PROBLEM TO SOLVE -
The records below are to be copied word for word, with every picture left out.

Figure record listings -

_ _ _

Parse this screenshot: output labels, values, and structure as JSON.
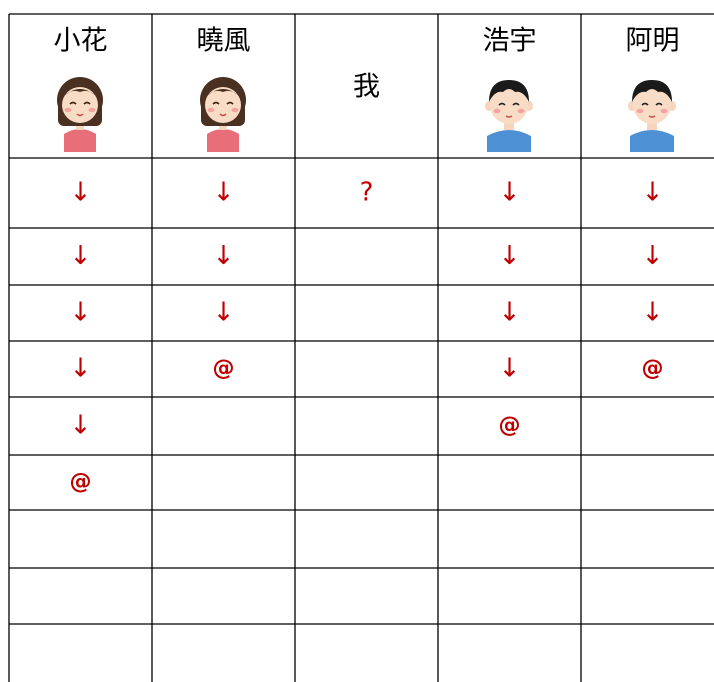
{
  "table": {
    "header": [
      "小花",
      "曉風",
      "我",
      "浩宇",
      "阿明"
    ],
    "rows": [
      [
        "↓",
        "↓",
        "?",
        "↓",
        "↓"
      ],
      [
        "↓",
        "↓",
        null,
        "↓",
        "↓"
      ],
      [
        "↓",
        "↓",
        null,
        "↓",
        "↓"
      ],
      [
        "↓",
        "@",
        null,
        "↓",
        "@"
      ],
      [
        "↓",
        null,
        null,
        "@",
        null
      ],
      [
        "@",
        null,
        null,
        null,
        null
      ],
      [
        null,
        null,
        null,
        null,
        null
      ],
      [
        null,
        null,
        null,
        null,
        null
      ],
      [
        null,
        null,
        null,
        null,
        null
      ]
    ]
  }
}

_ _ _

FINISHED EXERCISE -
Parse this screenshot: output labels, values, and structure as JSON.
{
  "table": {
    "header": [
      "小花",
      "曉風",
      "我",
      "浩宇",
      "阿明"
    ],
    "rows": [
      [
        "↓",
        "↓",
        "?",
        "↓",
        "↓"
      ],
      [
        "↓",
        "↓",
        null,
        "↓",
        "↓"
      ],
      [
        "↓",
        "↓",
        null,
        "↓",
        "↓"
      ],
      [
        "↓",
        "@",
        null,
        "↓",
        "@"
      ],
      [
        "↓",
        null,
        null,
        "@",
        null
      ],
      [
        "@",
        null,
        null,
        null,
        null
      ],
      [
        null,
        null,
        null,
        null,
        null
      ],
      [
        null,
        null,
        null,
        null,
        null
      ],
      [
        null,
        null,
        null,
        null,
        null
      ]
    ]
  }
}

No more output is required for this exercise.